Write every record out again exactly as given.
-- Begin DATA EXCERPTS --
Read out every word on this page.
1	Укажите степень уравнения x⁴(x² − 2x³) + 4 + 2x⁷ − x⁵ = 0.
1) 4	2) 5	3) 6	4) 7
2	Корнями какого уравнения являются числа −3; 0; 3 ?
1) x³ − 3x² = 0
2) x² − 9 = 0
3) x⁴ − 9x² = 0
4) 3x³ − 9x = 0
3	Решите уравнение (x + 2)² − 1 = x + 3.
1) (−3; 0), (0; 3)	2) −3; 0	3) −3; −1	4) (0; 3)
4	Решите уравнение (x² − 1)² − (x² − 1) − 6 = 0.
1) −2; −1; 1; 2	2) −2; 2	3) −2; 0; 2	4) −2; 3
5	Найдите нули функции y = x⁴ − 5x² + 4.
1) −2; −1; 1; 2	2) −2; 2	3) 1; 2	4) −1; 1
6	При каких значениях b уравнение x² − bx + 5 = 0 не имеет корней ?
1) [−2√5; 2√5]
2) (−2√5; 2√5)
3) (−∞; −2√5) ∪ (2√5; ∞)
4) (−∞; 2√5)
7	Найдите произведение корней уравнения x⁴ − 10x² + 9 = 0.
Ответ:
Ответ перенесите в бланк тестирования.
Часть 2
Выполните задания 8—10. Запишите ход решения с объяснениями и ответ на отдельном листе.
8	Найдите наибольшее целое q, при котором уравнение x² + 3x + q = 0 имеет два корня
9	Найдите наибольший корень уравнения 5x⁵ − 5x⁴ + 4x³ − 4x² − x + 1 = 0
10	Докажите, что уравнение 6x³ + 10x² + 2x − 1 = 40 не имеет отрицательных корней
-- End DATA EXCERPTS --
THE ANSWER:
Read out every word on this page.
1	Укажите степень уравнения x⁴(x² − 2x³) + 4 + 2x⁷ − x⁵ = 0.
1) 4	2) 5	3) 6	4) 7
2	Корнями какого уравнения являются числа −3; 0; 3 ?
1) x³ − 3x² = 0
2) x² − 9 = 0
3) x⁴ − 9x² = 0
4) 3x³ − 9x = 0
3	Решите уравнение (x + 2)² − 1 = x + 3.
1) (−3; 0), (0; 3)	2) −3; 0	3) −3; −1	4) (0; 3)
4	Решите уравнение (x² − 1)² − (x² − 1) − 6 = 0.
1) −2; −1; 1; 2	2) −2; 2	3) −2; 0; 2	4) −2; 3
5	Найдите нули функции y = x⁴ − 5x² + 4.
1) −2; −1; 1; 2	2) −2; 2	3) 1; 2	4) −1; 1
6	При каких значениях b уравнение x² − bx + 5 = 0 не имеет корней ?
1) [−2√5; 2√5]
2) (−2√5; 2√5)
3) (−∞; −2√5) ∪ (2√5; ∞)
4) (−∞; 2√5)
7	Найдите произведение корней уравнения x⁴ − 10x² + 9 = 0.
Ответ:
Ответ перенесите в бланк тестирования.
Часть 2
Выполните задания 8—10. Запишите ход решения с объяснениями и ответ на отдельном листе.
8	Найдите наибольшее целое q, при котором уравнение x² + 3x + q = 0 имеет два корня
9	Найдите наибольший корень уравнения 5x⁵ − 5x⁴ + 4x³ − 4x² − x + 1 = 0
10	Докажите, что уравнение 6x³ + 10x² + 2x − 1 = 40 не имеет отрицательных корней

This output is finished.